## What to do
Set down the material once more, exactly as it appears.

Data excerpts
-*-
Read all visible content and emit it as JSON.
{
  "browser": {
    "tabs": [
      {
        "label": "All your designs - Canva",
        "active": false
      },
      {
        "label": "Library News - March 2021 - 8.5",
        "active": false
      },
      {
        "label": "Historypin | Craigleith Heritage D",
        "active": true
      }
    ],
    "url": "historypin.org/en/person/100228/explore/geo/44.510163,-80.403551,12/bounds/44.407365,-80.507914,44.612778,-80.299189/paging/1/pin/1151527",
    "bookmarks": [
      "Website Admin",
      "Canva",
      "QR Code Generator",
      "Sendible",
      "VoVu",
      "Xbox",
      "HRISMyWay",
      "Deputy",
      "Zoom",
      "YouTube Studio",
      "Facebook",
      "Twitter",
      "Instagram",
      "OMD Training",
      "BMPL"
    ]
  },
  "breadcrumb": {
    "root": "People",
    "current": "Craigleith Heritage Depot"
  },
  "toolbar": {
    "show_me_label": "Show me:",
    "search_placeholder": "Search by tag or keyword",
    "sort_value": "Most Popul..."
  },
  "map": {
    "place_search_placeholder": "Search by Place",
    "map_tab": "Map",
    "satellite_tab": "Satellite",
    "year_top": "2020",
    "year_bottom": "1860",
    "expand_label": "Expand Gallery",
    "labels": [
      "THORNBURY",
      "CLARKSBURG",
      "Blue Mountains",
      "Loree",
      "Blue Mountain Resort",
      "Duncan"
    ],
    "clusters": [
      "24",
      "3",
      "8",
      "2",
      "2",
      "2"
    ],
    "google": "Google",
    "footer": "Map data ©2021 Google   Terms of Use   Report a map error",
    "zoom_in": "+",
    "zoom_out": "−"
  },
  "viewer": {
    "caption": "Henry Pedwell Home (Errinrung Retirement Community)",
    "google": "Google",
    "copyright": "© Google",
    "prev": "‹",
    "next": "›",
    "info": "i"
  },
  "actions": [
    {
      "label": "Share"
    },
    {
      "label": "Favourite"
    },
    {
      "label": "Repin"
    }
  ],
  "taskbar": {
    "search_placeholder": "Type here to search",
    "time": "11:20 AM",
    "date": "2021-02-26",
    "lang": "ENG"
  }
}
-*-
## Task response
Read all visible content and emit it as JSON.
{
  "browser": {
    "tabs": [
      {
        "label": "All your designs - Canva",
        "active": false
      },
      {
        "label": "Library News - March 2021 - 8.5",
        "active": false
      },
      {
        "label": "Historypin | Craigleith Heritage D",
        "active": true
      }
    ],
    "url": "historypin.org/en/person/100228/explore/geo/44.510163,-80.403551,12/bounds/44.407365,-80.507914,44.612778,-80.299189/paging/1/pin/1151527",
    "bookmarks": [
      "Website Admin",
      "Canva",
      "QR Code Generator",
      "Sendible",
      "VoVu",
      "Xbox",
      "HRISMyWay",
      "Deputy",
      "Zoom",
      "YouTube Studio",
      "Facebook",
      "Twitter",
      "Instagram",
      "OMD Training",
      "BMPL"
    ]
  },
  "breadcrumb": {
    "root": "People",
    "current": "Craigleith Heritage Depot"
  },
  "toolbar": {
    "show_me_label": "Show me:",
    "search_placeholder": "Search by tag or keyword",
    "sort_value": "Most Popul..."
  },
  "map": {
    "place_search_placeholder": "Search by Place",
    "map_tab": "Map",
    "satellite_tab": "Satellite",
    "year_top": "2020",
    "year_bottom": "1860",
    "expand_label": "Expand Gallery",
    "labels": [
      "THORNBURY",
      "CLARKSBURG",
      "Blue Mountains",
      "Loree",
      "Blue Mountain Resort",
      "Duncan"
    ],
    "clusters": [
      "24",
      "3",
      "8",
      "2",
      "2",
      "2"
    ],
    "google": "Google",
    "footer": "Map data ©2021 Google   Terms of Use   Report a map error",
    "zoom_in": "+",
    "zoom_out": "−"
  },
  "viewer": {
    "caption": "Henry Pedwell Home (Errinrung Retirement Community)",
    "google": "Google",
    "copyright": "© Google",
    "prev": "‹",
    "next": "›",
    "info": "i"
  },
  "actions": [
    {
      "label": "Share"
    },
    {
      "label": "Favourite"
    },
    {
      "label": "Repin"
    }
  ],
  "taskbar": {
    "search_placeholder": "Type here to search",
    "time": "11:20 AM",
    "date": "2021-02-26",
    "lang": "ENG"
  }
}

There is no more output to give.